Return only the lines starting at the line that contains "Type out the text in this image." and ending with the final line of the listing; include both endpoints.

- **Stored items**:

----

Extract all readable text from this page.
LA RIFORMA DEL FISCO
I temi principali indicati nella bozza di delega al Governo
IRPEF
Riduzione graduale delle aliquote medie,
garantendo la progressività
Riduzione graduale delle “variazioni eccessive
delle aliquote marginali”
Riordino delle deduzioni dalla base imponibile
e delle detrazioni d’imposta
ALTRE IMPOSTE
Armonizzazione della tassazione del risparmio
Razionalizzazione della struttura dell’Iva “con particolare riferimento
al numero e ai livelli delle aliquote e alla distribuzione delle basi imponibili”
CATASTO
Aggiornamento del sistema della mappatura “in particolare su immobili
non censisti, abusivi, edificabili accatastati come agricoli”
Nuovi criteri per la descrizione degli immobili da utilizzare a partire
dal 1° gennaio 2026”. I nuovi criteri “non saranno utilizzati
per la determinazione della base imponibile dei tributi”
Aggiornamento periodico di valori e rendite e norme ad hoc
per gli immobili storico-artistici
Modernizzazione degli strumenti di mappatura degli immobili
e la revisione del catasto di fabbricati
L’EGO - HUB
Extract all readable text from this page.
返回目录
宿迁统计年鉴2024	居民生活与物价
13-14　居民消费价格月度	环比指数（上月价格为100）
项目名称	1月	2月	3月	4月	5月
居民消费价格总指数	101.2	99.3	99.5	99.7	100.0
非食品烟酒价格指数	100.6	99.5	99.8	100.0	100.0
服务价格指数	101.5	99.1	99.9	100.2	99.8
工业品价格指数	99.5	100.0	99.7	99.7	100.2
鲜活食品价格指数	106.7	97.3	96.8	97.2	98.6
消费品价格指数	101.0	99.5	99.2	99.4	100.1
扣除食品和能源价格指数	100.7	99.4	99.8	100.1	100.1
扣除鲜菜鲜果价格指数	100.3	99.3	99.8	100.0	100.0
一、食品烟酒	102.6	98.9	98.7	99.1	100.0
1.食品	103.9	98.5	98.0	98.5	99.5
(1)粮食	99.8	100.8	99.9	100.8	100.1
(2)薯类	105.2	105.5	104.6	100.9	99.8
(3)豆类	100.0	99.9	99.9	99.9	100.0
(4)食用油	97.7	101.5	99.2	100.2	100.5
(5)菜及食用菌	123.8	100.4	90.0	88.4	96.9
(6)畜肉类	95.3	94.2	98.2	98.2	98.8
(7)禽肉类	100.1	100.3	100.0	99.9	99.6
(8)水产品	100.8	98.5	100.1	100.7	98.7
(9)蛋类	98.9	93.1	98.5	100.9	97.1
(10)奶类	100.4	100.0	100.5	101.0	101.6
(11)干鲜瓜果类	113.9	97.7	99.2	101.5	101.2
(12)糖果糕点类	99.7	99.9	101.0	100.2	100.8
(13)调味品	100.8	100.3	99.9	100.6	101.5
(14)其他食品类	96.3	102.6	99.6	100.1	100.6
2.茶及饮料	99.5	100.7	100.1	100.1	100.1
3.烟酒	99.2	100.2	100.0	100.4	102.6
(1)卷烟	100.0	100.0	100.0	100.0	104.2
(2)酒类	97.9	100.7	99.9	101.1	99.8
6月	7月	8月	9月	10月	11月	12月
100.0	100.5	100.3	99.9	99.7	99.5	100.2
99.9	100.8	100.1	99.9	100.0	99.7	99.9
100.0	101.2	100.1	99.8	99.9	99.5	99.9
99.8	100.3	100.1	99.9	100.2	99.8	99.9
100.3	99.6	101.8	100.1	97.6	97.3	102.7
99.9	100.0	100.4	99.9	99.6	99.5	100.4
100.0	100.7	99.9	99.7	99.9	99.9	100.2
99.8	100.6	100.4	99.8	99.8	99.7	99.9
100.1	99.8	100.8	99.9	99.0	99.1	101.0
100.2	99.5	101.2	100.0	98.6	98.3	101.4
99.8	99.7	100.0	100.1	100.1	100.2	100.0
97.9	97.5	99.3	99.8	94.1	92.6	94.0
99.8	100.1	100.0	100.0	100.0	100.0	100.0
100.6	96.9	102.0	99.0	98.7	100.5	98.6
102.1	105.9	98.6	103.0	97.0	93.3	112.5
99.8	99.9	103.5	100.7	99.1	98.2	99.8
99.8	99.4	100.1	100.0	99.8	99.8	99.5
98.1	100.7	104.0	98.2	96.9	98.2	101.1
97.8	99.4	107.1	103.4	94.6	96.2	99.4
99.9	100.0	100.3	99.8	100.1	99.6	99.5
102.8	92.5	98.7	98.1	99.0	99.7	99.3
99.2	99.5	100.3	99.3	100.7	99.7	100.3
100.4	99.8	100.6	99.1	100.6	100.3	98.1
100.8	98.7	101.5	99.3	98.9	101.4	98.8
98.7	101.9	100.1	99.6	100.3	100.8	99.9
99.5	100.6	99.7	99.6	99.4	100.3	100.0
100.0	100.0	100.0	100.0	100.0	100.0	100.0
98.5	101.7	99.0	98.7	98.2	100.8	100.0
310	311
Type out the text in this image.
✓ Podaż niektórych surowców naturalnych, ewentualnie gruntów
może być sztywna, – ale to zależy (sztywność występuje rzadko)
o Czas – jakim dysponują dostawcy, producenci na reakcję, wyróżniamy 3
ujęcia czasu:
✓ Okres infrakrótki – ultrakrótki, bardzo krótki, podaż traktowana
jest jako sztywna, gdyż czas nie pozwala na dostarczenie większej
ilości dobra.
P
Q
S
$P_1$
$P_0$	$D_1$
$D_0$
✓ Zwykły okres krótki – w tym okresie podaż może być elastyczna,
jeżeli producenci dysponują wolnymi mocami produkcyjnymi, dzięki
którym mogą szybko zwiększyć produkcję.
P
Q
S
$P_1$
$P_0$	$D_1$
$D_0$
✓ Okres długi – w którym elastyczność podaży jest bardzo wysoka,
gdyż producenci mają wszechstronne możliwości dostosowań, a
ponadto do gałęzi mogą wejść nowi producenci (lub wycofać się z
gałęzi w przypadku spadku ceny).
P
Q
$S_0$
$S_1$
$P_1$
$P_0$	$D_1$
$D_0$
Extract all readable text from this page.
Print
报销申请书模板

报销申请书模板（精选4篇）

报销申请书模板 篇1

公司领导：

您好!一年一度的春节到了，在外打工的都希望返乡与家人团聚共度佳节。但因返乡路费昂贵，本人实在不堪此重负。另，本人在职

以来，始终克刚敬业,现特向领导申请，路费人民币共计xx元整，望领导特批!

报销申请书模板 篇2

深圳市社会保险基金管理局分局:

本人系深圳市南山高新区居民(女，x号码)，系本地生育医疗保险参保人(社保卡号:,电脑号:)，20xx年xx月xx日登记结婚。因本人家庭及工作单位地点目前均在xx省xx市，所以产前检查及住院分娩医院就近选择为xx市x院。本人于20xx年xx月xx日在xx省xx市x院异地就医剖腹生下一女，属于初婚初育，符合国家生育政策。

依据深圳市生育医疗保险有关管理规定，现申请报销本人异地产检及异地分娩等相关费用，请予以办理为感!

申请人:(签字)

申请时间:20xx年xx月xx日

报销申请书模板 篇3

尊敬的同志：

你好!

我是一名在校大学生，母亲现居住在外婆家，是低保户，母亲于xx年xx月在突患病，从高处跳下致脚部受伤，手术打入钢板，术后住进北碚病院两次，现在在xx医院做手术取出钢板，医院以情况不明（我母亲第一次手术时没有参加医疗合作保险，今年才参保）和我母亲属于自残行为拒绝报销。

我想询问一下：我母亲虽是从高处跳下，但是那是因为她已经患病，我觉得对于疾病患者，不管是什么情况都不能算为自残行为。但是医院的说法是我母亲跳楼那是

----

- **SOLUTION TO THE PROBLEM**:
Type out the text in this image.
✓ Podaż niektórych surowców naturalnych, ewentualnie gruntów
może być sztywna, – ale to zależy (sztywność występuje rzadko)
o Czas – jakim dysponują dostawcy, producenci na reakcję, wyróżniamy 3
ujęcia czasu:
✓ Okres infrakrótki – ultrakrótki, bardzo krótki, podaż traktowana
jest jako sztywna, gdyż czas nie pozwala na dostarczenie większej
ilości dobra.
P
Q
S
$P_1$
$P_0$	$D_1$
$D_0$
✓ Zwykły okres krótki – w tym okresie podaż może być elastyczna,
jeżeli producenci dysponują wolnymi mocami produkcyjnymi, dzięki
którym mogą szybko zwiększyć produkcję.
P
Q
S
$P_1$
$P_0$	$D_1$
$D_0$
✓ Okres długi – w którym elastyczność podaży jest bardzo wysoka,
gdyż producenci mają wszechstronne możliwości dostosowań, a
ponadto do gałęzi mogą wejść nowi producenci (lub wycofać się z
gałęzi w przypadku spadku ceny).
P
Q
$S_0$
$S_1$
$P_1$
$P_0$	$D_1$
$D_0$
Extract all readable text from this page.
Print
报销申请书模板

报销申请书模板（精选4篇）

报销申请书模板 篇1

公司领导：

您好!一年一度的春节到了，在外打工的都希望返乡与家人团聚共度佳节。但因返乡路费昂贵，本人实在不堪此重负。另，本人在职

以来，始终克刚敬业,现特向领导申请，路费人民币共计xx元整，望领导特批!

报销申请书模板 篇2

深圳市社会保险基金管理局分局:

本人系深圳市南山高新区居民(女，x号码)，系本地生育医疗保险参保人(社保卡号:,电脑号:)，20xx年xx月xx日登记结婚。因本人家庭及工作单位地点目前均在xx省xx市，所以产前检查及住院分娩医院就近选择为xx市x院。本人于20xx年xx月xx日在xx省xx市x院异地就医剖腹生下一女，属于初婚初育，符合国家生育政策。

依据深圳市生育医疗保险有关管理规定，现申请报销本人异地产检及异地分娩等相关费用，请予以办理为感!

申请人:(签字)

申请时间:20xx年xx月xx日

报销申请书模板 篇3

尊敬的同志：

你好!

我是一名在校大学生，母亲现居住在外婆家，是低保户，母亲于xx年xx月在突患病，从高处跳下致脚部受伤，手术打入钢板，术后住进北碚病院两次，现在在xx医院做手术取出钢板，医院以情况不明（我母亲第一次手术时没有参加医疗合作保险，今年才参保）和我母亲属于自残行为拒绝报销。

我想询问一下：我母亲虽是从高处跳下，但是那是因为她已经患病，我觉得对于疾病患者，不管是什么情况都不能算为自残行为。但是医院的说法是我母亲跳楼那是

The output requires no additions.